Repeat the listing that follows, character for character, minus the pictures.

━━━━━ Records provided

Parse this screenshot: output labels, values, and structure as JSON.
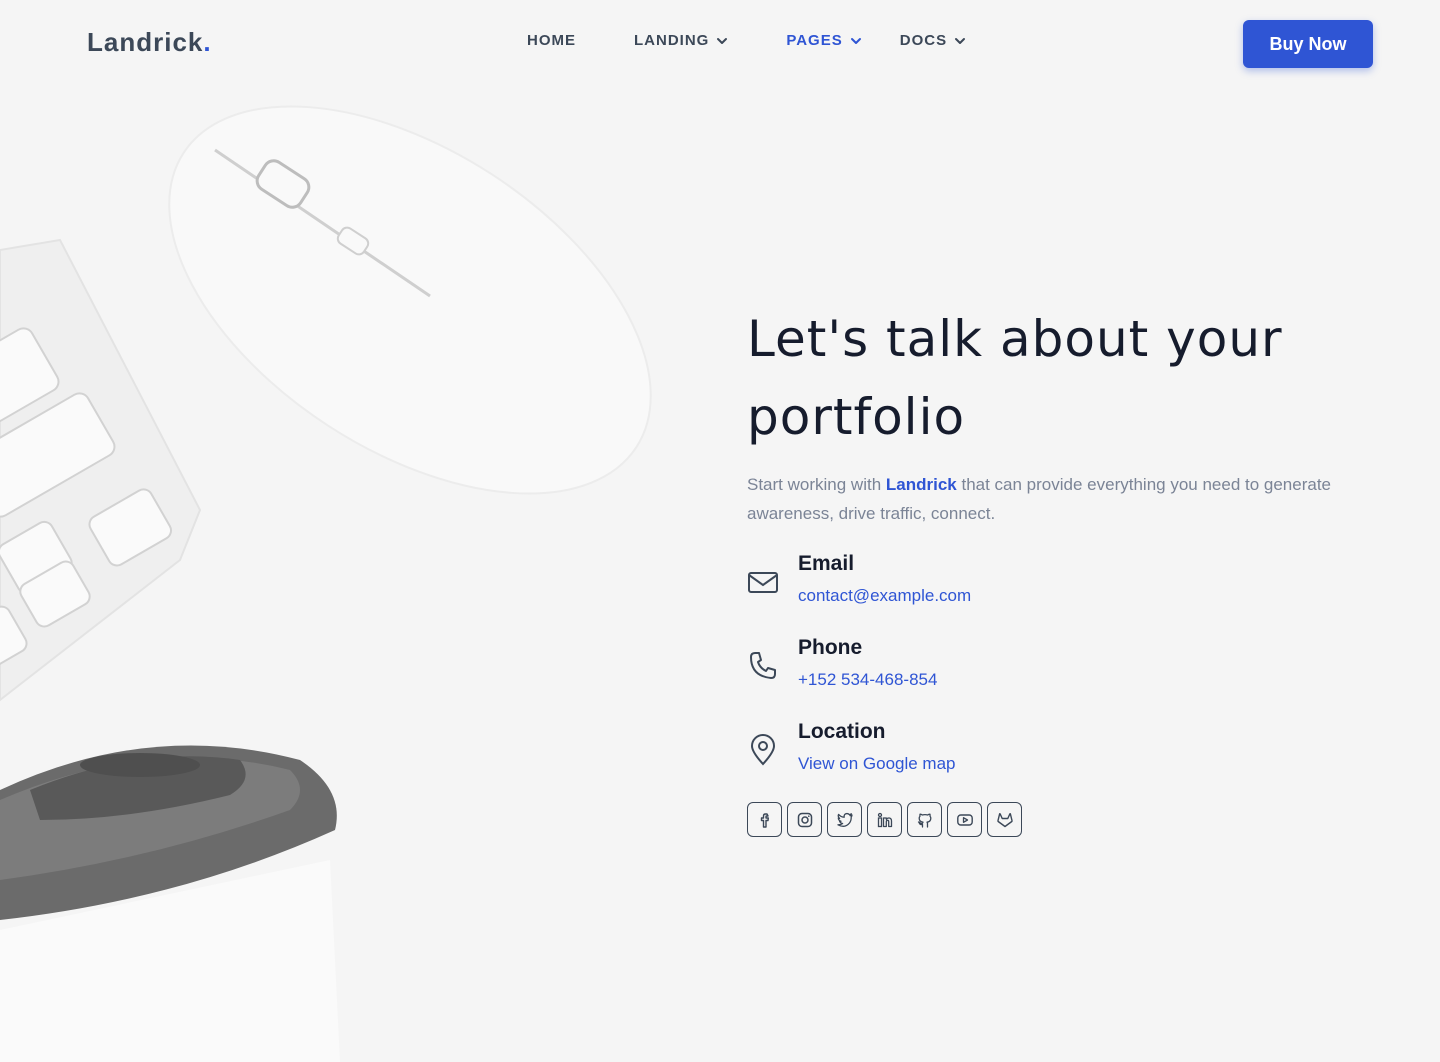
{
  "header": {
    "logo_text": "Landrick",
    "logo_dot": ".",
    "nav": [
      {
        "label": "HOME",
        "has_dropdown": false,
        "active": false
      },
      {
        "label": "LANDING",
        "has_dropdown": true,
        "active": false
      },
      {
        "label": "PAGES",
        "has_dropdown": true,
        "active": true
      },
      {
        "label": "DOCS",
        "has_dropdown": true,
        "active": false
      }
    ],
    "cta_label": "Buy Now"
  },
  "hero": {
    "title_line1": "Let's talk about your",
    "title_line2": "portfolio",
    "lead_prefix": "Start working with ",
    "lead_brand": "Landrick",
    "lead_suffix": " that can provide everything you need to generate awareness, drive traffic, connect."
  },
  "contacts": [
    {
      "icon": "mail-icon",
      "title": "Email",
      "link": "contact@example.com"
    },
    {
      "icon": "phone-icon",
      "title": "Phone",
      "link": "+152 534-468-854"
    },
    {
      "icon": "map-pin-icon",
      "title": "Location",
      "link": "View on Google map"
    }
  ],
  "socials": [
    "facebook-icon",
    "instagram-icon",
    "twitter-icon",
    "linkedin-icon",
    "github-icon",
    "youtube-icon",
    "gitlab-icon"
  ],
  "colors": {
    "accent": "#2f55d4",
    "heading": "#161c2d",
    "text_muted": "#7b8496",
    "background": "#f5f5f5"
  }
}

━━━━━━━━━━

Output below:
Parse this screenshot: output labels, values, and structure as JSON.
{
  "header": {
    "logo_text": "Landrick",
    "logo_dot": ".",
    "nav": [
      {
        "label": "HOME",
        "has_dropdown": false,
        "active": false
      },
      {
        "label": "LANDING",
        "has_dropdown": true,
        "active": false
      },
      {
        "label": "PAGES",
        "has_dropdown": true,
        "active": true
      },
      {
        "label": "DOCS",
        "has_dropdown": true,
        "active": false
      }
    ],
    "cta_label": "Buy Now"
  },
  "hero": {
    "title_line1": "Let's talk about your",
    "title_line2": "portfolio",
    "lead_prefix": "Start working with ",
    "lead_brand": "Landrick",
    "lead_suffix": " that can provide everything you need to generate awareness, drive traffic, connect."
  },
  "contacts": [
    {
      "icon": "mail-icon",
      "title": "Email",
      "link": "contact@example.com"
    },
    {
      "icon": "phone-icon",
      "title": "Phone",
      "link": "+152 534-468-854"
    },
    {
      "icon": "map-pin-icon",
      "title": "Location",
      "link": "View on Google map"
    }
  ],
  "socials": [
    "facebook-icon",
    "instagram-icon",
    "twitter-icon",
    "linkedin-icon",
    "github-icon",
    "youtube-icon",
    "gitlab-icon"
  ],
  "colors": {
    "accent": "#2f55d4",
    "heading": "#161c2d",
    "text_muted": "#7b8496",
    "background": "#f5f5f5"
  }
}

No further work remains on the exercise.